***** EXCERPTED RECORDS *****
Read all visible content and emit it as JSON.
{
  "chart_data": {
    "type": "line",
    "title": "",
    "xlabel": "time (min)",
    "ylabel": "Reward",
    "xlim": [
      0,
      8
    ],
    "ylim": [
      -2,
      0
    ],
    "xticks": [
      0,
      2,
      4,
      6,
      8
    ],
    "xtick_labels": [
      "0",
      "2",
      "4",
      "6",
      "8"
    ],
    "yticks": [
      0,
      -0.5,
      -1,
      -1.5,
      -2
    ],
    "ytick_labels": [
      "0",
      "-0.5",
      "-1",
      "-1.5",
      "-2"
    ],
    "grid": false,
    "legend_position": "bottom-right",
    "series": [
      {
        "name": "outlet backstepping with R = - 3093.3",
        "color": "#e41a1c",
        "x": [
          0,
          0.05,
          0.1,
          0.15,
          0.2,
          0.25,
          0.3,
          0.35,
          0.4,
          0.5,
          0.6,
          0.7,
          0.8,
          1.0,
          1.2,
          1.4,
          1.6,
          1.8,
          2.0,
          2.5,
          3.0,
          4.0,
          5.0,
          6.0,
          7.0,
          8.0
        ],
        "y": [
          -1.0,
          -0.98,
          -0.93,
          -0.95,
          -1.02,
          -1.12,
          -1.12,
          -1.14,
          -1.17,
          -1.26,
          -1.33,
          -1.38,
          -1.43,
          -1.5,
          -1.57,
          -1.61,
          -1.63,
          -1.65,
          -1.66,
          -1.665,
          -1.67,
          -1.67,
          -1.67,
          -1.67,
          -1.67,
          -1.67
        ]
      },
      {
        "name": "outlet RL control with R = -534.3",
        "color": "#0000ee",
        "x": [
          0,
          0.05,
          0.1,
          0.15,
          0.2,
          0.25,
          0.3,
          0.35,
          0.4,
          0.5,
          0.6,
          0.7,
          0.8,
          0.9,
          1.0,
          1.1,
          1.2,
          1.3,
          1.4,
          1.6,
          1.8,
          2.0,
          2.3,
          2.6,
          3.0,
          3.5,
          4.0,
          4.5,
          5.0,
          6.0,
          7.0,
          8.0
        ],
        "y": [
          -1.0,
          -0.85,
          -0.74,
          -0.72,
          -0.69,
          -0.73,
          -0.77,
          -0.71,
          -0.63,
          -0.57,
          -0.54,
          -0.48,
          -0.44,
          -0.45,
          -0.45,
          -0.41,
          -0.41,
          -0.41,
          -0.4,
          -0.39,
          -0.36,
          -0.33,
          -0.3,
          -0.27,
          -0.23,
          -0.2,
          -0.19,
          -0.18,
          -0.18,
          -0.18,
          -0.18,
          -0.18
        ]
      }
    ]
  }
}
*****
▶ **DESCRIPTION OF THE TASK**: Repeat each entry word for word.

▶ **FINISHED EXERCISE**:
Read all visible content and emit it as JSON.
{
  "chart_data": {
    "type": "line",
    "title": "",
    "xlabel": "time (min)",
    "ylabel": "Reward",
    "xlim": [
      0,
      8
    ],
    "ylim": [
      -2,
      0
    ],
    "xticks": [
      0,
      2,
      4,
      6,
      8
    ],
    "xtick_labels": [
      "0",
      "2",
      "4",
      "6",
      "8"
    ],
    "yticks": [
      0,
      -0.5,
      -1,
      -1.5,
      -2
    ],
    "ytick_labels": [
      "0",
      "-0.5",
      "-1",
      "-1.5",
      "-2"
    ],
    "grid": false,
    "legend_position": "bottom-right",
    "series": [
      {
        "name": "outlet backstepping with R = - 3093.3",
        "color": "#e41a1c",
        "x": [
          0,
          0.05,
          0.1,
          0.15,
          0.2,
          0.25,
          0.3,
          0.35,
          0.4,
          0.5,
          0.6,
          0.7,
          0.8,
          1.0,
          1.2,
          1.4,
          1.6,
          1.8,
          2.0,
          2.5,
          3.0,
          4.0,
          5.0,
          6.0,
          7.0,
          8.0
        ],
        "y": [
          -1.0,
          -0.98,
          -0.93,
          -0.95,
          -1.02,
          -1.12,
          -1.12,
          -1.14,
          -1.17,
          -1.26,
          -1.33,
          -1.38,
          -1.43,
          -1.5,
          -1.57,
          -1.61,
          -1.63,
          -1.65,
          -1.66,
          -1.665,
          -1.67,
          -1.67,
          -1.67,
          -1.67,
          -1.67,
          -1.67
        ]
      },
      {
        "name": "outlet RL control with R = -534.3",
        "color": "#0000ee",
        "x": [
          0,
          0.05,
          0.1,
          0.15,
          0.2,
          0.25,
          0.3,
          0.35,
          0.4,
          0.5,
          0.6,
          0.7,
          0.8,
          0.9,
          1.0,
          1.1,
          1.2,
          1.3,
          1.4,
          1.6,
          1.8,
          2.0,
          2.3,
          2.6,
          3.0,
          3.5,
          4.0,
          4.5,
          5.0,
          6.0,
          7.0,
          8.0
        ],
        "y": [
          -1.0,
          -0.85,
          -0.74,
          -0.72,
          -0.69,
          -0.73,
          -0.77,
          -0.71,
          -0.63,
          -0.57,
          -0.54,
          -0.48,
          -0.44,
          -0.45,
          -0.45,
          -0.41,
          -0.41,
          -0.41,
          -0.4,
          -0.39,
          -0.36,
          -0.33,
          -0.3,
          -0.27,
          -0.23,
          -0.2,
          -0.19,
          -0.18,
          -0.18,
          -0.18,
          -0.18,
          -0.18
        ]
      }
    ]
  }
}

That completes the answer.